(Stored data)
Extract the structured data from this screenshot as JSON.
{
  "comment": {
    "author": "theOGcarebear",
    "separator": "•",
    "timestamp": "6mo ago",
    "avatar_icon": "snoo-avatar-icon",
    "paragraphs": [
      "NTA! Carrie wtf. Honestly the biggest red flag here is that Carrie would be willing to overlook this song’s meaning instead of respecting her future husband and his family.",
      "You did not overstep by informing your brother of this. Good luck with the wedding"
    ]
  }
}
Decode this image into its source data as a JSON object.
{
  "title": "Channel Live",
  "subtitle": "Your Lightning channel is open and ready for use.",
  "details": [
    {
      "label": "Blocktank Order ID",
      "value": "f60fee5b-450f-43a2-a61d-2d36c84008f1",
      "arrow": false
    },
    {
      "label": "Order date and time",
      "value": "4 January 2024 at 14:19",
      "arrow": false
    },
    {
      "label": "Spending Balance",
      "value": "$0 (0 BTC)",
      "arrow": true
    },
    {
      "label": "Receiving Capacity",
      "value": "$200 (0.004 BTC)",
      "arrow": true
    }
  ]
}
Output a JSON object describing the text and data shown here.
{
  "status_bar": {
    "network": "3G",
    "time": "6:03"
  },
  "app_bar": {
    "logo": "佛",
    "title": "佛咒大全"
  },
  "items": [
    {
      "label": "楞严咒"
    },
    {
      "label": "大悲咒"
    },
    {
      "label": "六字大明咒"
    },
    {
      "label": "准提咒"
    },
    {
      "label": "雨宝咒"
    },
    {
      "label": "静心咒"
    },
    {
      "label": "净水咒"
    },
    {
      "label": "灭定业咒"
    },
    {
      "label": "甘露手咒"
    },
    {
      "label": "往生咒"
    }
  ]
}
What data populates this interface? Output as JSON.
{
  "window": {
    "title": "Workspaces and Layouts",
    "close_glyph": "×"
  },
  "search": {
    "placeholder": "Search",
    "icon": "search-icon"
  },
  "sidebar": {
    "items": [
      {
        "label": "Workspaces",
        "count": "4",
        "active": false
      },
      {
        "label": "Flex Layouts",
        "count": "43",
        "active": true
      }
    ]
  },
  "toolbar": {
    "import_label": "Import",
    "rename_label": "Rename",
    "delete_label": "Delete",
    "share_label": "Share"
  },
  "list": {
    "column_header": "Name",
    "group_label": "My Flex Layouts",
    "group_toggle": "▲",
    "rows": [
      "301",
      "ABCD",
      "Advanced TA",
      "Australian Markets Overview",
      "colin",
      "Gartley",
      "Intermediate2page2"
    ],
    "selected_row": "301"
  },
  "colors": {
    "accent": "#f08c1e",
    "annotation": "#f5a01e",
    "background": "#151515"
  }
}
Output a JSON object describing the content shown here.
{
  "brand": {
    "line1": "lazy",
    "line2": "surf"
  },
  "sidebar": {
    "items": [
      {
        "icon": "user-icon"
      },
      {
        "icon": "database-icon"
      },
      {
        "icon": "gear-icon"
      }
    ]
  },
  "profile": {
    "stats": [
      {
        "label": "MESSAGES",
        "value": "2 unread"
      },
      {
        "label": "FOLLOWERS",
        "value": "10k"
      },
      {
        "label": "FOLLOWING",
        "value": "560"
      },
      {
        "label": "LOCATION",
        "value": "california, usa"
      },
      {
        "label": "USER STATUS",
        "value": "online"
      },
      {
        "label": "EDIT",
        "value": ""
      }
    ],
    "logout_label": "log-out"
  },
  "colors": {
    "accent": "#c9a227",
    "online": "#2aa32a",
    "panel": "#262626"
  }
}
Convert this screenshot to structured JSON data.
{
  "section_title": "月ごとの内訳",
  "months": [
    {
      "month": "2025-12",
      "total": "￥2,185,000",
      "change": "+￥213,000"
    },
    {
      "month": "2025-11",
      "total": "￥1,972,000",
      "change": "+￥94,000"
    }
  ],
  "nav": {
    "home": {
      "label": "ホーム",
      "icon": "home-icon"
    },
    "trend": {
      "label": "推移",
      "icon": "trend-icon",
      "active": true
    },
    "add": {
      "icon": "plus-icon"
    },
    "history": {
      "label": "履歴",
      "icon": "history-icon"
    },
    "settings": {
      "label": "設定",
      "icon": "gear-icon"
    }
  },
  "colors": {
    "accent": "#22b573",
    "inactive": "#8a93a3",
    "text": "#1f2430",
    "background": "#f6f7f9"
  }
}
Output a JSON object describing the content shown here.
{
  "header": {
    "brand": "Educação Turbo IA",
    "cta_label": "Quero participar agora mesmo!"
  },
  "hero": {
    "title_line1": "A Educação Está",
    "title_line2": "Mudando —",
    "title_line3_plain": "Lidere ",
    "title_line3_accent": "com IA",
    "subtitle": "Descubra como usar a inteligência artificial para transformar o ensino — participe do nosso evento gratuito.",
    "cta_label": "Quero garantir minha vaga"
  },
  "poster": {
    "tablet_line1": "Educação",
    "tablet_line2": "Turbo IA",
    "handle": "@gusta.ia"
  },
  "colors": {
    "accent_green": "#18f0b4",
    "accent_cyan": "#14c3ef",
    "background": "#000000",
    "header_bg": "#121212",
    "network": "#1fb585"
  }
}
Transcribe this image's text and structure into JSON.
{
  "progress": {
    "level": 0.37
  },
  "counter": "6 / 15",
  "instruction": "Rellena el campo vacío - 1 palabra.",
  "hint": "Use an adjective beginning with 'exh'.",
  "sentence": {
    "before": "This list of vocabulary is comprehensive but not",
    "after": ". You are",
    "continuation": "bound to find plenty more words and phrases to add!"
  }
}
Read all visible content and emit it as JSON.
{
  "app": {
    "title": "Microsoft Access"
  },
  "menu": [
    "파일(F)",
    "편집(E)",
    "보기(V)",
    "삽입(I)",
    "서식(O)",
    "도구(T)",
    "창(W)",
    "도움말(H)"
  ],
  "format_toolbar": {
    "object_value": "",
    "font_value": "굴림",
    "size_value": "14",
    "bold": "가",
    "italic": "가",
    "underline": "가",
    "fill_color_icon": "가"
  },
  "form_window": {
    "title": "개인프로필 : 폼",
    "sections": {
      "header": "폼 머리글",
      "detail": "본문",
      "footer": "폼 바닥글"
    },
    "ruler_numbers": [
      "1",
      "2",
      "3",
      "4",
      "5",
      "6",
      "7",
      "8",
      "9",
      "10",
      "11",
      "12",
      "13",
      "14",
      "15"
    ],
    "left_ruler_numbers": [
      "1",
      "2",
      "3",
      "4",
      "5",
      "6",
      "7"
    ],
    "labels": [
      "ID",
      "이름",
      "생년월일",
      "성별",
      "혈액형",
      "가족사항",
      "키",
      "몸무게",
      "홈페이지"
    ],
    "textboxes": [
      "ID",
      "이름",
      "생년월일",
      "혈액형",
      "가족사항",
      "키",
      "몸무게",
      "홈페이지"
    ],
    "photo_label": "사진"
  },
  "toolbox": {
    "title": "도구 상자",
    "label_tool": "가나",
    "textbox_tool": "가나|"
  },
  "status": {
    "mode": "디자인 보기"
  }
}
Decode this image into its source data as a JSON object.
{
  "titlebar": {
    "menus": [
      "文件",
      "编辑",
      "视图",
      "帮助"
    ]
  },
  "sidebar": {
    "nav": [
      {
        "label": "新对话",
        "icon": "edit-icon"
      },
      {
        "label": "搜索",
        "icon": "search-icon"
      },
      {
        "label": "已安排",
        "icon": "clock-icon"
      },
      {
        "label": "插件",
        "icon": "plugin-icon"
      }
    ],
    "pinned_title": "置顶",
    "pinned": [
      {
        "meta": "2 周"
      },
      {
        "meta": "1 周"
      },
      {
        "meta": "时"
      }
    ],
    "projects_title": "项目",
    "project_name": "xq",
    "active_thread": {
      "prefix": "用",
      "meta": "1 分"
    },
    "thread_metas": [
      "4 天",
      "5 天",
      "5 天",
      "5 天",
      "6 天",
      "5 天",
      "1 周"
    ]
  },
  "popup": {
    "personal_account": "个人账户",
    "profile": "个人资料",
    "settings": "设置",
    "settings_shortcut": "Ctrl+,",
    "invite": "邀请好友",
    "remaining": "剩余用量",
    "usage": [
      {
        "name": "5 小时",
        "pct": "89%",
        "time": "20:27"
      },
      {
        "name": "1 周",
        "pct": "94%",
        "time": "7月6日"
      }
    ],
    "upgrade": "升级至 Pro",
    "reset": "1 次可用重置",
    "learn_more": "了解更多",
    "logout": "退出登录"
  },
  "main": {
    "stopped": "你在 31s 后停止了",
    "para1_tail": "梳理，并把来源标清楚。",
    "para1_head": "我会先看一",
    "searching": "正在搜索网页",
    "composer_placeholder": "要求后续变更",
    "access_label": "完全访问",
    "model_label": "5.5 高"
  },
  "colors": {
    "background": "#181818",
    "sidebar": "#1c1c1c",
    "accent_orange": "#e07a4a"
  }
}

» **Given instruction**:
Return each full line of the entries that contains the word "with".

» **The response**:
      "You did not overstep by informing your brother of this. Good luck with the wedding"
  "hint": "Use an adjective beginning with 'exh'.",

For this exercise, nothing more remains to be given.